## BRIEF
In this data, count the lines in which "Residence" appears and give only that number.

## SUPPLIED RECORDS
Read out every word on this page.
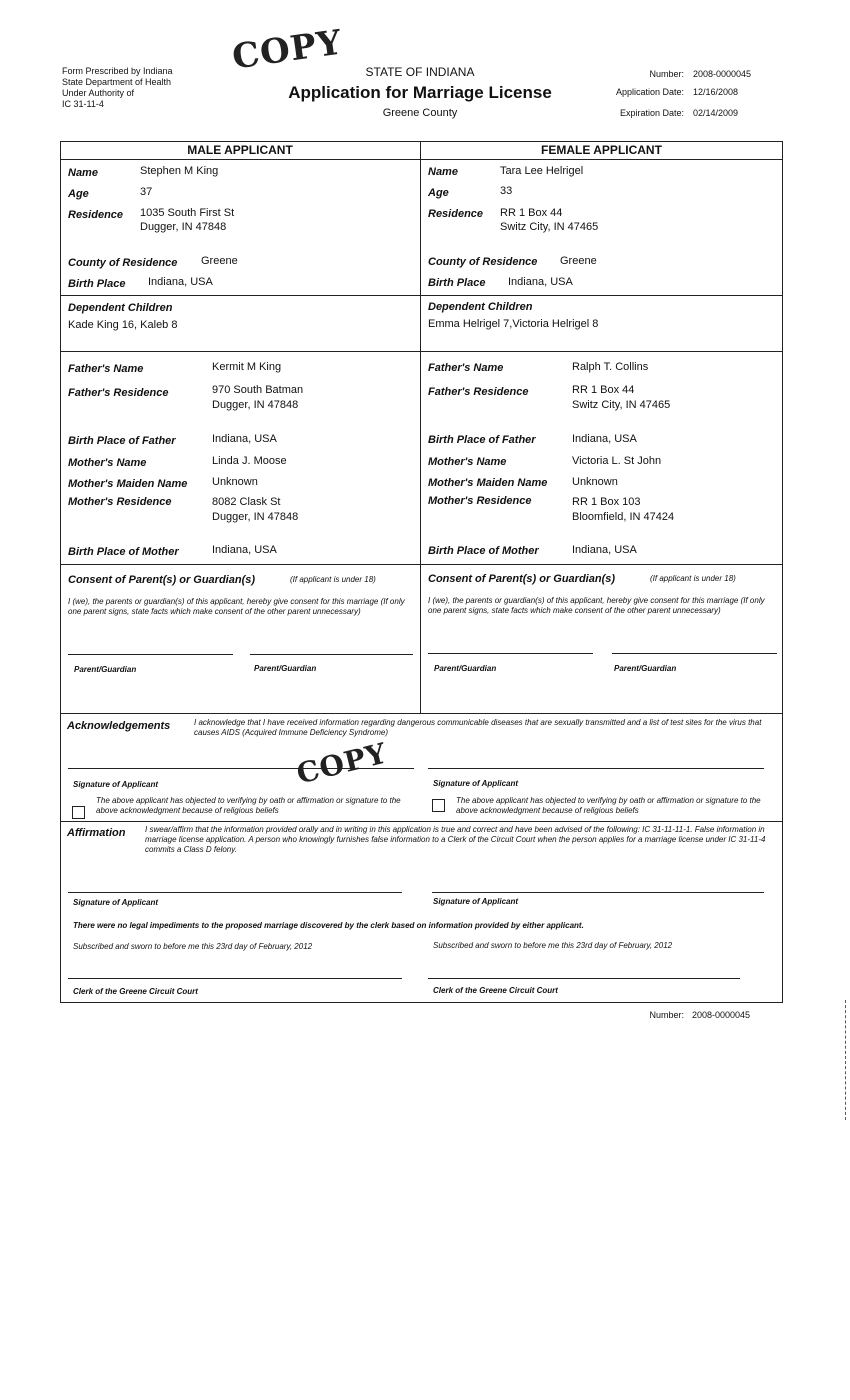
Form Prescribed by Indiana
State Department of Health
Under Authority of
IC 31-11-4
COPY	STATE OF INDIANA
Application for Marriage License
Greene County
Number: 2008-0000045
Application Date: 12/16/2008
Expiration Date: 02/14/2009
MALE APPLICANT	FEMALE APPLICANT
Name	Stephen M King
Age	37
Residence 1035 South First St
Dugger, IN 47848
County of Residence Greene
Birth Place Indiana, USA
Dependent Children
Kade King 16, Kaleb 8
Father's Name	Kermit M King
Father's Residence	970 South Batman
Dugger, IN 47848
Birth Place of Father	Indiana, USA
Mother's Name	Linda J. Moose
Mother's Maiden Name Unknown
Mother's Residence	8082 Clask St
Dugger, IN 47848
Birth Place of Mother	Indiana, USA
Name	Tara Lee Helrigel
Age	33
Residence RR 1 Box 44
Switz City, IN 47465
County of Residence Greene
Birth Place Indiana, USA
Dependent Children
Emma Helrigel 7,Victoria Helrigel 8
Father's Name	Ralph T. Collins
Father's Residence	RR 1 Box 44
Switz City, IN 47465
Birth Place of Father	Indiana, USA
Mother's Name	Victoria L. St John
Mother's Maiden Name Unknown
Mother's Residence	RR 1 Box 103
Bloomfield, IN 47424
Birth Place of Mother	Indiana, USA
Consent of Parent(s) or Guardian(s)	(If applicant is under 18)
I (we), the parents or guardian(s) of this applicant, hereby give consent for this marriage (If only one parent signs, state facts which make consent of the other parent unnecessary)
Parent/Guardian	Parent/Guardian
Consent of Parent(s) or Guardian(s)	(If applicant is under 18)
I (we), the parents or guardian(s) of this applicant, hereby give consent for this marriage (If only one parent signs, state facts which make consent of the other parent unnecessary)
Parent/Guardian	Parent/Guardian
Acknowledgements	I acknowledge that I have received information regarding dangerous communicable diseases that are sexually transmitted and a list of test sites for the virus that causes AIDS (Acquired Immune Deficiency Syndrome)
COPY
Signature of Applicant	Signature of Applicant
The above applicant has objected to verifying by oath or affirmation or signature to the above acknowledgment because of religious beliefs
The above applicant has objected to verifying by oath or affirmation or signature to the above acknowledgment because of religious beliefs
Affirmation I swear/affirm that the information provided orally and in writing in this application is true and correct and have been advised of the following: IC 31-11-11-1. False information in marriage license application. A person who knowingly furnishes false information to a Clerk of the Circuit Court when the person applies for a marriage license under IC 31-11-4 commits a Class D felony.
Signature of Applicant	Signature of Applicant
There were no legal impediments to the proposed marriage discovered by the clerk based on information provided by either applicant.
Subscribed and sworn to before me this 23rd day of February, 2012	Subscribed and sworn to before me this 23rd day of February, 2012
Clerk of the Greene Circuit Court	Clerk of the Greene Circuit Court
Number: 2008-0000045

## TASK OUTPUT
8